WHAT YOU WILL DO
Return the number of lines that contain the word "coordinate", and return nothing else.

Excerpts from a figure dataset
** Begin **

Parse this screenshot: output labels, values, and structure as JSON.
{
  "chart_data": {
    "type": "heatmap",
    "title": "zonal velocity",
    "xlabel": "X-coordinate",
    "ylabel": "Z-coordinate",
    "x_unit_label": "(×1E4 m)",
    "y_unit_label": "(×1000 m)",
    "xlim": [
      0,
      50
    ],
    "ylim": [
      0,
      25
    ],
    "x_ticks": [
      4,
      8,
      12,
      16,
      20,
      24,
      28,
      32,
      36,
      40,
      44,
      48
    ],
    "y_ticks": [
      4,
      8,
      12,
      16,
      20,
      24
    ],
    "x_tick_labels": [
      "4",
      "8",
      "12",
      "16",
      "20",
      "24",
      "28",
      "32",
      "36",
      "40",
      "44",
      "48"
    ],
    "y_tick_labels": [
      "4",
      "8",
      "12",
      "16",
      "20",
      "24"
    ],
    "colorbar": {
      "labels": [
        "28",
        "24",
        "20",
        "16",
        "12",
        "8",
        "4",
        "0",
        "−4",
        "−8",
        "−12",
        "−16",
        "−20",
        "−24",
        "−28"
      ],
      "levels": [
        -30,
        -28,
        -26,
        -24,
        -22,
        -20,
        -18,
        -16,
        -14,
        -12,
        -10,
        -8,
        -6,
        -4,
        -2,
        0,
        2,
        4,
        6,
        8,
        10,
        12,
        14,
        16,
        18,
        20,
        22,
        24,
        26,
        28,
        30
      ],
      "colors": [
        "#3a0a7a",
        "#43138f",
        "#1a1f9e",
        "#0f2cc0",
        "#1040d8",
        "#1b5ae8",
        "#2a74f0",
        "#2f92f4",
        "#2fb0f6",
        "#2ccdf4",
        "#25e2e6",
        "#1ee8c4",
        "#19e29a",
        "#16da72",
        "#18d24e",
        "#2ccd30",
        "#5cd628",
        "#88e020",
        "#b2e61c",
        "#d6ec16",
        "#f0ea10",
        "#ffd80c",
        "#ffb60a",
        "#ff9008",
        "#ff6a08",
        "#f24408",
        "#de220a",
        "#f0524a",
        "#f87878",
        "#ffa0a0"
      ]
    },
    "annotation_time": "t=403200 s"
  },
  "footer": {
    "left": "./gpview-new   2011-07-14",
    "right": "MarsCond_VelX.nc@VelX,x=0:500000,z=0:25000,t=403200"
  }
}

** End **

TASK RESPONSE
2